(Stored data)
········

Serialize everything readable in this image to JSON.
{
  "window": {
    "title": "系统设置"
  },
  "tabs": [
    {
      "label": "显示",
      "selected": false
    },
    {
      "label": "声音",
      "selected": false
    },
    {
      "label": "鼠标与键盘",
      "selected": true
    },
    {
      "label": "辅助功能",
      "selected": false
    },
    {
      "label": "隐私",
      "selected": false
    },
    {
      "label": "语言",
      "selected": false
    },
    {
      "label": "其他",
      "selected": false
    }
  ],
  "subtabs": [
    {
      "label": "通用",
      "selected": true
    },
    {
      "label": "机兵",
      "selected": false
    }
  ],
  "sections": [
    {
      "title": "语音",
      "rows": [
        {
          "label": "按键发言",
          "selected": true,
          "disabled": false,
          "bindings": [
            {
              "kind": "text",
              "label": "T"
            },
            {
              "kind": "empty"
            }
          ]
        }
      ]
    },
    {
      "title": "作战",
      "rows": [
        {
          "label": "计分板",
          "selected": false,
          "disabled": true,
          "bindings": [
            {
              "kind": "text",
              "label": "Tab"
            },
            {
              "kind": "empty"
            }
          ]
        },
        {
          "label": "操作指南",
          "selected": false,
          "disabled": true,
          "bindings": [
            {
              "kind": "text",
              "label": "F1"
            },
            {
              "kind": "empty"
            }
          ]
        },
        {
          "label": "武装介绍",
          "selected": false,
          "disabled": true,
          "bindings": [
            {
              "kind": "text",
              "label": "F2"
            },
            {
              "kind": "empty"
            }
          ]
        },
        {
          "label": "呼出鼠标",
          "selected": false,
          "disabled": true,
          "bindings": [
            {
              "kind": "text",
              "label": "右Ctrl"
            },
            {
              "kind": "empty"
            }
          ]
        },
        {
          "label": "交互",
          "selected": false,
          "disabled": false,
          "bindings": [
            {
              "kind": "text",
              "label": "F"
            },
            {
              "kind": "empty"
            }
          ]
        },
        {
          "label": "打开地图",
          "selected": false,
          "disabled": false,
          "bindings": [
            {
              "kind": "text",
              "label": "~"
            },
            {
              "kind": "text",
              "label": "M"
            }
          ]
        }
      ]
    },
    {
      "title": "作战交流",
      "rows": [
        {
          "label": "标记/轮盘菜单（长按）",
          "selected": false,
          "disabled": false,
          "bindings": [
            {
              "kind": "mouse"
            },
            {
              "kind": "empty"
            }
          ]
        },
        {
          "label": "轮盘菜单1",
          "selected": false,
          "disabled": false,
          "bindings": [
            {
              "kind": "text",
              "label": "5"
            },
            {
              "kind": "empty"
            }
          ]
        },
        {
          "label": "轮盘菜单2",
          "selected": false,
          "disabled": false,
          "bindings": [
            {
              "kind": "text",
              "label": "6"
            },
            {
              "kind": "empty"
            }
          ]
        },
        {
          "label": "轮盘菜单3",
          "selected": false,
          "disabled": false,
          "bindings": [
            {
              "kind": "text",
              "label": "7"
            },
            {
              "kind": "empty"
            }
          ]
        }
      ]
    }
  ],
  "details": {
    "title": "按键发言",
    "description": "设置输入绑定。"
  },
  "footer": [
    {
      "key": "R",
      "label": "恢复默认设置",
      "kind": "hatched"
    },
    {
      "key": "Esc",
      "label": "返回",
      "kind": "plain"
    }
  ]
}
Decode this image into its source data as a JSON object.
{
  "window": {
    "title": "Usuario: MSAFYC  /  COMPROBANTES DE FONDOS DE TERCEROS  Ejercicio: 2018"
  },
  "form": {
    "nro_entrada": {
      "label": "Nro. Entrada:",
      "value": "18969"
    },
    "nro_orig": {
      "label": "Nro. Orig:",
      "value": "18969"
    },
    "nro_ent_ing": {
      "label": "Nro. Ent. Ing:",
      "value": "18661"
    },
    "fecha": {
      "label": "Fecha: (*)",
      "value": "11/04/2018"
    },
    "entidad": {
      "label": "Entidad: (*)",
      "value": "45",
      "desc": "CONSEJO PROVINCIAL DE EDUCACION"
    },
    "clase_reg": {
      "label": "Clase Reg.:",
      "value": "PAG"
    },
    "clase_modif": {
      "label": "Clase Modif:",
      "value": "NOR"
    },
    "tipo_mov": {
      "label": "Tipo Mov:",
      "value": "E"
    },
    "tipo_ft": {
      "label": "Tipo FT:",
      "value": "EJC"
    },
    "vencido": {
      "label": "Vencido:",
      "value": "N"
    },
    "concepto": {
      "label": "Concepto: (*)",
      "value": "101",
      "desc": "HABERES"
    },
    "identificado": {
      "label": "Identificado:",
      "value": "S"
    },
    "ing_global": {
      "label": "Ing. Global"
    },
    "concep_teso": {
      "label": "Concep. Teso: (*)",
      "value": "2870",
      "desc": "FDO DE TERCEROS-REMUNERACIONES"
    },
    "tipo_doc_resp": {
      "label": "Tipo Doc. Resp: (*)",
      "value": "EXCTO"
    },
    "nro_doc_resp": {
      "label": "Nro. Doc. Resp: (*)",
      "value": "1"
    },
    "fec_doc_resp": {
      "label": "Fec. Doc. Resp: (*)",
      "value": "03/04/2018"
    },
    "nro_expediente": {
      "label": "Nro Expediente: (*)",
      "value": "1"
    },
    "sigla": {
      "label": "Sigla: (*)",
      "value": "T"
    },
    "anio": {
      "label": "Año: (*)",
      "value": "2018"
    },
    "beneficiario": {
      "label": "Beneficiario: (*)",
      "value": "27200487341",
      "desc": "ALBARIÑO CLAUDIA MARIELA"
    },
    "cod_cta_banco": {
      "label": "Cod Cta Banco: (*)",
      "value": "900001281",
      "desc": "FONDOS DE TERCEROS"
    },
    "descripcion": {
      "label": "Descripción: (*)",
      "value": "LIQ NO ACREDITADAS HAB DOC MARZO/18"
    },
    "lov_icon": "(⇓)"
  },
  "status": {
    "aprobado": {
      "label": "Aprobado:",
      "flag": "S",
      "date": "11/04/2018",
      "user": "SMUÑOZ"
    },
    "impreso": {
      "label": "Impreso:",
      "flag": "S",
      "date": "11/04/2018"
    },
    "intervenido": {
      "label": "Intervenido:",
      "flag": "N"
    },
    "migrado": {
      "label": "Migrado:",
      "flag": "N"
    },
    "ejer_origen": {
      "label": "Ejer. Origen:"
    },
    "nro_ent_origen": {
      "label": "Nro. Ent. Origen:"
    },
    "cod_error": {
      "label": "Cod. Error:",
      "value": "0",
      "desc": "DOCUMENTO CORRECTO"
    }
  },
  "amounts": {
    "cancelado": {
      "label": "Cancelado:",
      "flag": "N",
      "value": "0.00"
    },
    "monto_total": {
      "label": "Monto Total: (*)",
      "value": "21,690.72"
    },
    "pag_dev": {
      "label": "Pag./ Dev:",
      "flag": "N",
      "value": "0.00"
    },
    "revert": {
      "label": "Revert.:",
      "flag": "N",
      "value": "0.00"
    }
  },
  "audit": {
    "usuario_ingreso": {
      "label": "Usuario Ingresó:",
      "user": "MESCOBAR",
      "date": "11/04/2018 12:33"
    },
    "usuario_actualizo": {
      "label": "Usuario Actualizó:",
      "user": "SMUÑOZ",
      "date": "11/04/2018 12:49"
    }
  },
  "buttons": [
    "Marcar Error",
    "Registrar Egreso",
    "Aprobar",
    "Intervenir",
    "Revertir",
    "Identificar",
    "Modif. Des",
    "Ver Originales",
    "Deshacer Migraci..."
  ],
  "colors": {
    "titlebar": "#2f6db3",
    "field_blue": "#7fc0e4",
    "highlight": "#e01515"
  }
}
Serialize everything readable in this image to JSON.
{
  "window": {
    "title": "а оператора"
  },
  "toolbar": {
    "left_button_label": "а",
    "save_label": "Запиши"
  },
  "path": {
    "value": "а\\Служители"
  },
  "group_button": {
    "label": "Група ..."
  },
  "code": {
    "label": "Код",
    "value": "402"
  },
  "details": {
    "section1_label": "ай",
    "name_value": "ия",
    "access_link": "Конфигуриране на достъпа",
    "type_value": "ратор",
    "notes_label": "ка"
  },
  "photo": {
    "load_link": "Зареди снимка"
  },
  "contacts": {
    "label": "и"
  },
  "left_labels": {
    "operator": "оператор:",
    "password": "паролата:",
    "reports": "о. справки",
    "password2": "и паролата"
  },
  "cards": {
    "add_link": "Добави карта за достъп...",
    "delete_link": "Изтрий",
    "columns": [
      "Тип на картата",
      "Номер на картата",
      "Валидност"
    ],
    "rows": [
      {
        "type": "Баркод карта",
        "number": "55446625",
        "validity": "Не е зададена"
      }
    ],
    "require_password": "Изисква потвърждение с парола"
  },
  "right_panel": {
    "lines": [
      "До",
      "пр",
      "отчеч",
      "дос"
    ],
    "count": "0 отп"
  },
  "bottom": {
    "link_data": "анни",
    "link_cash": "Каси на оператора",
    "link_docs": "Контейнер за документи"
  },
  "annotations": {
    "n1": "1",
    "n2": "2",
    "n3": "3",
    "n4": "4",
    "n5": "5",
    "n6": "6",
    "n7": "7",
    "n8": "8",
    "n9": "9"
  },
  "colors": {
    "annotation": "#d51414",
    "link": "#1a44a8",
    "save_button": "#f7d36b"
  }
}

········

Exercise prompt: Determine the number of lines containing "TERCEROS". Write only that number.

Task answer: 3